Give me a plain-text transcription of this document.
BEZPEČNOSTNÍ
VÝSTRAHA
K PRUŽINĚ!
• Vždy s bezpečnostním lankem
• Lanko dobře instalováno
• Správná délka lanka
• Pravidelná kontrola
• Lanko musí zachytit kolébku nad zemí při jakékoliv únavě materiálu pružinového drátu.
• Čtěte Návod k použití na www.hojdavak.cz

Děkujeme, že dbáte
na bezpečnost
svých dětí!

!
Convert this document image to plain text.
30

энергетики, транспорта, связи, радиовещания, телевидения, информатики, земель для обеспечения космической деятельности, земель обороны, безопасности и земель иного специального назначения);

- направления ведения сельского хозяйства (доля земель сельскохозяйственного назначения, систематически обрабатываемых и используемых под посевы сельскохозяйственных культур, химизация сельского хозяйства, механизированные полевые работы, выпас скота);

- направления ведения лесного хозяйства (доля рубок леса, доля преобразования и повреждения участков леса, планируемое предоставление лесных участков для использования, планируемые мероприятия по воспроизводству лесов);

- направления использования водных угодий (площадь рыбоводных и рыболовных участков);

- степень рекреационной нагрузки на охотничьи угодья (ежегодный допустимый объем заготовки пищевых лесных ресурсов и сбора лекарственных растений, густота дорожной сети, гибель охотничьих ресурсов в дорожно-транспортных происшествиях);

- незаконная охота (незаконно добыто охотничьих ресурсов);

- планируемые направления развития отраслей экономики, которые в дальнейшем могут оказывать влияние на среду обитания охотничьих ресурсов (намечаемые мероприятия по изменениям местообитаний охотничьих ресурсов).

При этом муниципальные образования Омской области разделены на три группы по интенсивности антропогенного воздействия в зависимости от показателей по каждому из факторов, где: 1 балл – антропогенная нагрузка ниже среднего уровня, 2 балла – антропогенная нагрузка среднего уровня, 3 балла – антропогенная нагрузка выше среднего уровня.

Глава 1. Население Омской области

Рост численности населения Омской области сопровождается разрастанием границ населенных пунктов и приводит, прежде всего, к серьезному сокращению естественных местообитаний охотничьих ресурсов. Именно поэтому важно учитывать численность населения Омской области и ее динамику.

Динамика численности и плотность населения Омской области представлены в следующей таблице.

----------------

__REQUIRED WORK__.
Give the number of lines where the string "мероприятия" occurs, without any further text.

__THE ANSWER__.
2